(Problem requirements): Leave out the pictures and repeat every record exactly.
-- Start --
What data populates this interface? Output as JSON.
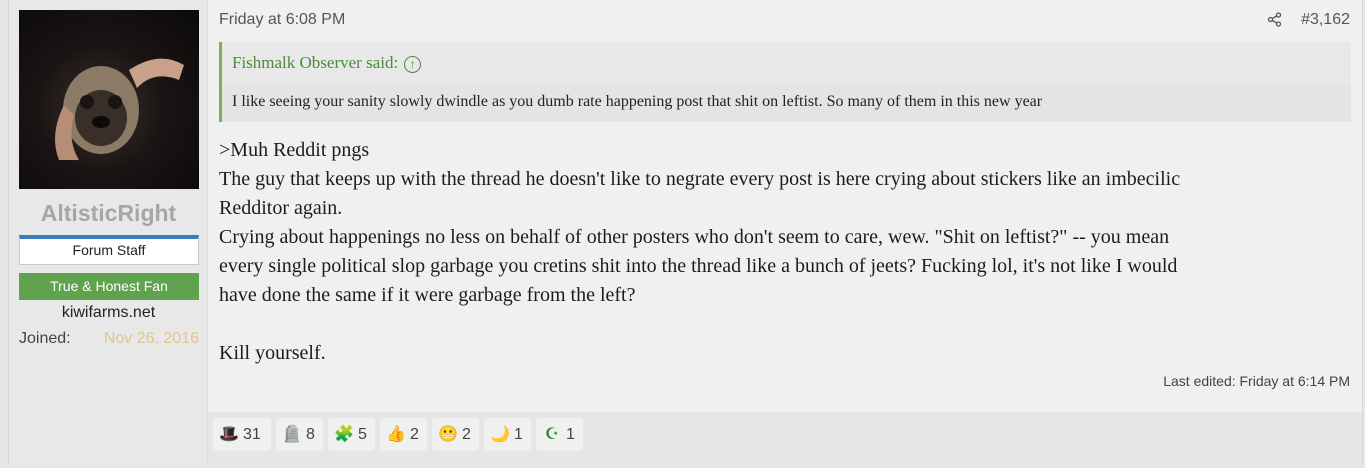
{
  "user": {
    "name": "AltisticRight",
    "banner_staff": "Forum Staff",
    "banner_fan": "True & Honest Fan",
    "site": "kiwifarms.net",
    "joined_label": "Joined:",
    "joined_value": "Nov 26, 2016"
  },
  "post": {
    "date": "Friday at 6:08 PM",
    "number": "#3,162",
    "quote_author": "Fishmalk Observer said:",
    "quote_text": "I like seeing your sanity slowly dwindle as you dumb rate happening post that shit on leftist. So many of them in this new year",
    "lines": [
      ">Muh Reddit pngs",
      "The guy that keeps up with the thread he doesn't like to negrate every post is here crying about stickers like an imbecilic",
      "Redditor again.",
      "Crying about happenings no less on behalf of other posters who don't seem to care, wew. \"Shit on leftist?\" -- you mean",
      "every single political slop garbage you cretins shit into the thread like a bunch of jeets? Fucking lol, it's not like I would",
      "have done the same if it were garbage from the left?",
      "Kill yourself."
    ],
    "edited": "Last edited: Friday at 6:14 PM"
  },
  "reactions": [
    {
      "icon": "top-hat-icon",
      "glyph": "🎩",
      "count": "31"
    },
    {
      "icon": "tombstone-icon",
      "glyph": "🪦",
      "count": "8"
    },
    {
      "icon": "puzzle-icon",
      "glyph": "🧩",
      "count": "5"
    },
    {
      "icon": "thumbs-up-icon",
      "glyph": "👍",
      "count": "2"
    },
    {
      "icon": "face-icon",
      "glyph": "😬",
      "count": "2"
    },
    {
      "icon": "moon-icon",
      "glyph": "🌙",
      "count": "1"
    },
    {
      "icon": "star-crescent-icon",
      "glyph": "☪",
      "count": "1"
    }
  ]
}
-- End --
(Exercise output):
What data populates this interface? Output as JSON.
{
  "user": {
    "name": "AltisticRight",
    "banner_staff": "Forum Staff",
    "banner_fan": "True & Honest Fan",
    "site": "kiwifarms.net",
    "joined_label": "Joined:",
    "joined_value": "Nov 26, 2016"
  },
  "post": {
    "date": "Friday at 6:08 PM",
    "number": "#3,162",
    "quote_author": "Fishmalk Observer said:",
    "quote_text": "I like seeing your sanity slowly dwindle as you dumb rate happening post that shit on leftist. So many of them in this new year",
    "lines": [
      ">Muh Reddit pngs",
      "The guy that keeps up with the thread he doesn't like to negrate every post is here crying about stickers like an imbecilic",
      "Redditor again.",
      "Crying about happenings no less on behalf of other posters who don't seem to care, wew. \"Shit on leftist?\" -- you mean",
      "every single political slop garbage you cretins shit into the thread like a bunch of jeets? Fucking lol, it's not like I would",
      "have done the same if it were garbage from the left?",
      "Kill yourself."
    ],
    "edited": "Last edited: Friday at 6:14 PM"
  },
  "reactions": [
    {
      "icon": "top-hat-icon",
      "glyph": "🎩",
      "count": "31"
    },
    {
      "icon": "tombstone-icon",
      "glyph": "🪦",
      "count": "8"
    },
    {
      "icon": "puzzle-icon",
      "glyph": "🧩",
      "count": "5"
    },
    {
      "icon": "thumbs-up-icon",
      "glyph": "👍",
      "count": "2"
    },
    {
      "icon": "face-icon",
      "glyph": "😬",
      "count": "2"
    },
    {
      "icon": "moon-icon",
      "glyph": "🌙",
      "count": "1"
    },
    {
      "icon": "star-crescent-icon",
      "glyph": "☪",
      "count": "1"
    }
  ]
}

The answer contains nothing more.